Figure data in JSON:
:::::

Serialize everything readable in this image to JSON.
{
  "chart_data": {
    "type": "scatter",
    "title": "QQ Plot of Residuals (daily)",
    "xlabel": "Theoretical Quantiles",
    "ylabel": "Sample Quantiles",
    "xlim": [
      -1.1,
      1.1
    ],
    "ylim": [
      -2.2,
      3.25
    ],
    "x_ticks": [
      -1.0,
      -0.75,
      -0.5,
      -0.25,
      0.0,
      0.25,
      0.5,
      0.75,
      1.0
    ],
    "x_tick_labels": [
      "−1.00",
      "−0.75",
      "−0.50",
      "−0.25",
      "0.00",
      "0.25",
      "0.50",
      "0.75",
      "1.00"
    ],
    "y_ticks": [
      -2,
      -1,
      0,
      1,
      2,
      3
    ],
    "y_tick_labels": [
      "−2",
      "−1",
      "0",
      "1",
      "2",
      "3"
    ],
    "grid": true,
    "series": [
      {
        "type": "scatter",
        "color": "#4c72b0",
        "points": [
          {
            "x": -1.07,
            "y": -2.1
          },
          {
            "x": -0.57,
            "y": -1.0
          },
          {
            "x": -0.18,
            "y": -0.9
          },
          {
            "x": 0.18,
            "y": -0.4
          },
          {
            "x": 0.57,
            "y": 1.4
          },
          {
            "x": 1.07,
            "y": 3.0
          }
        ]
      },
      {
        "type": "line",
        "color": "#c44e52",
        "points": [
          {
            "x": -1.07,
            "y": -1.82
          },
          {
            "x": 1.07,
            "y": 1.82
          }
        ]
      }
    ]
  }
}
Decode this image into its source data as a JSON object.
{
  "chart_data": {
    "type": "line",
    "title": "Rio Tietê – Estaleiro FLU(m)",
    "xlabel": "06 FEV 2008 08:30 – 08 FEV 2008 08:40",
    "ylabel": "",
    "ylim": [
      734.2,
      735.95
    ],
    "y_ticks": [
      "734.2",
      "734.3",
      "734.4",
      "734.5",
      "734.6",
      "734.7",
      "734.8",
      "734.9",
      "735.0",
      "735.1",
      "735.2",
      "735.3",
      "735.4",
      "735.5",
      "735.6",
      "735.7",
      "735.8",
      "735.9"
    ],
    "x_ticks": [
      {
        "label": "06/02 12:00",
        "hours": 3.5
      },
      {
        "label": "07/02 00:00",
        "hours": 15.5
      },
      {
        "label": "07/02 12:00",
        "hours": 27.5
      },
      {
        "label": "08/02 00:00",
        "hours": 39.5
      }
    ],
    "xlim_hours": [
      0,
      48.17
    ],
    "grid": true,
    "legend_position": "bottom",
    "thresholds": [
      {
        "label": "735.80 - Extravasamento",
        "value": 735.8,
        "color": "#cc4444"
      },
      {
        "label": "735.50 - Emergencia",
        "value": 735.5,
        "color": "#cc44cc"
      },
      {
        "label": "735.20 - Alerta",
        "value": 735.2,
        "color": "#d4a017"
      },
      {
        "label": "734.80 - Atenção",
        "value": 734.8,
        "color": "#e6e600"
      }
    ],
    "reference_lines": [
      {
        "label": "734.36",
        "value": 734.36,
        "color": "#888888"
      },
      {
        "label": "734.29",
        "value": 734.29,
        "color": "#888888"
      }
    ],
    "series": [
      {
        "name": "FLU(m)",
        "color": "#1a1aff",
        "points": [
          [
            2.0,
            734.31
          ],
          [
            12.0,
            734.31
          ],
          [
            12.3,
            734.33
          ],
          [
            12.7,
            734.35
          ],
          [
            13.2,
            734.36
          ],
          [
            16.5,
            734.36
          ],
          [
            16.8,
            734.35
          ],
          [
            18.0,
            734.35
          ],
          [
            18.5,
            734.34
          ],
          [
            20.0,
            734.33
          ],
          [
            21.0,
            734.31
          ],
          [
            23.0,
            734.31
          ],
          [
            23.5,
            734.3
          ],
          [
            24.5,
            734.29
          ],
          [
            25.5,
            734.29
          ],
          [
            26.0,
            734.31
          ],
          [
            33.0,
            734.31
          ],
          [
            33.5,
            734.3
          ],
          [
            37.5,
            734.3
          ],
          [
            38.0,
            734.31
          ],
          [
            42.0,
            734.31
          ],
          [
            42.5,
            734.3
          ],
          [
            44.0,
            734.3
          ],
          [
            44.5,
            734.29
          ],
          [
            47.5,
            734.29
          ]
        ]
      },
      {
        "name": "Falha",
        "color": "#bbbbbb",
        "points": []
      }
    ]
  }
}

:::::

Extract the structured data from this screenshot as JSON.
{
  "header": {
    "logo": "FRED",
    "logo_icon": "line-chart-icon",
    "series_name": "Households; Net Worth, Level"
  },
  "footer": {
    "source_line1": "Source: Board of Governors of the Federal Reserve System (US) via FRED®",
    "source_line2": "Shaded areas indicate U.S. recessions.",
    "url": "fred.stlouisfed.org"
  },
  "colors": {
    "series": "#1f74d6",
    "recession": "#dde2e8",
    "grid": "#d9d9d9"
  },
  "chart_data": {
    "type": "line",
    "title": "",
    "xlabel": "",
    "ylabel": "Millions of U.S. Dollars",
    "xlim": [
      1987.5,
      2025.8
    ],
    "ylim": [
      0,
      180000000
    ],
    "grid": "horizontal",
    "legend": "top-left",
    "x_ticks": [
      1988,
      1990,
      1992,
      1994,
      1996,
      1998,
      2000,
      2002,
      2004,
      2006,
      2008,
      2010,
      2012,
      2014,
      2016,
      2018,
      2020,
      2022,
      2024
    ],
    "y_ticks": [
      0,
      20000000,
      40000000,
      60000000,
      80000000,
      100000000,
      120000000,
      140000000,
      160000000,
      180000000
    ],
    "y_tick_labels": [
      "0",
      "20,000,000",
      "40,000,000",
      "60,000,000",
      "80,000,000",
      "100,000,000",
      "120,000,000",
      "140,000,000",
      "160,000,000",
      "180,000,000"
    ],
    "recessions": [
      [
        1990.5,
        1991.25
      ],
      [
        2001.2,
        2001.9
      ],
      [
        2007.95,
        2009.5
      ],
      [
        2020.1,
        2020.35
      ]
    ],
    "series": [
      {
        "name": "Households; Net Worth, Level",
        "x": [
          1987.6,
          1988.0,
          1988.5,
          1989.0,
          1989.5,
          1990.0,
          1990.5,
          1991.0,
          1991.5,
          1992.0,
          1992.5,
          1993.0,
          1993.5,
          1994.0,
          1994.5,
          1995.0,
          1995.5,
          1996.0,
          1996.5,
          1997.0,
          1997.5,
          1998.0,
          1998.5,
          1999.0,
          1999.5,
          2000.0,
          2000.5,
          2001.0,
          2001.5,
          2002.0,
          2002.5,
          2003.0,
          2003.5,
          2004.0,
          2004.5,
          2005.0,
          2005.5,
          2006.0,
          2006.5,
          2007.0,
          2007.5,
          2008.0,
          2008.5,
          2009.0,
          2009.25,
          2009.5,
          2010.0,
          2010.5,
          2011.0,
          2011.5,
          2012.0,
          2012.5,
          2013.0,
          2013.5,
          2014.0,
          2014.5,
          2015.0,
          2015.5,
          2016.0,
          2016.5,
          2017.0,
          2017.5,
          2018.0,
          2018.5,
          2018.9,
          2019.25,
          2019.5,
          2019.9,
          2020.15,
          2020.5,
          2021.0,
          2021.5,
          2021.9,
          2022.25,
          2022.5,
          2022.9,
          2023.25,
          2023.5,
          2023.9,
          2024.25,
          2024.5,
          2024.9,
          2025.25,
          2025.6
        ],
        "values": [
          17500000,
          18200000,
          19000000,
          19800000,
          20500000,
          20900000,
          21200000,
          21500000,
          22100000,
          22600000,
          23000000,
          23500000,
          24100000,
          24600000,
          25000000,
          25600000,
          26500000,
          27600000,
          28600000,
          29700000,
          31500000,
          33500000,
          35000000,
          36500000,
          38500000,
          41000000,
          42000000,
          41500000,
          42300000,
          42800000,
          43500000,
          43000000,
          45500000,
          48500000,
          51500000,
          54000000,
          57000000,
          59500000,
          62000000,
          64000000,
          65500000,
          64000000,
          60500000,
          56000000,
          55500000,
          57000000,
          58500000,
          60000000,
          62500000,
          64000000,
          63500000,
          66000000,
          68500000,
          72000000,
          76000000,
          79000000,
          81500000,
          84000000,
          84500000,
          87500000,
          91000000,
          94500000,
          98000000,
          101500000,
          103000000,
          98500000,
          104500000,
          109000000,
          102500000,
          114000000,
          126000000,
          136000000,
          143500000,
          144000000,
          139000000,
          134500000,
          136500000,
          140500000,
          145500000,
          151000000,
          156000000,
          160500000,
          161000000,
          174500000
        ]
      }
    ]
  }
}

:::::

(TASK TO COMPLETE)
Provide solely the number of lines in the data that include the word "recessions".

(SOLUTION FOR THIS EXERCISE)
2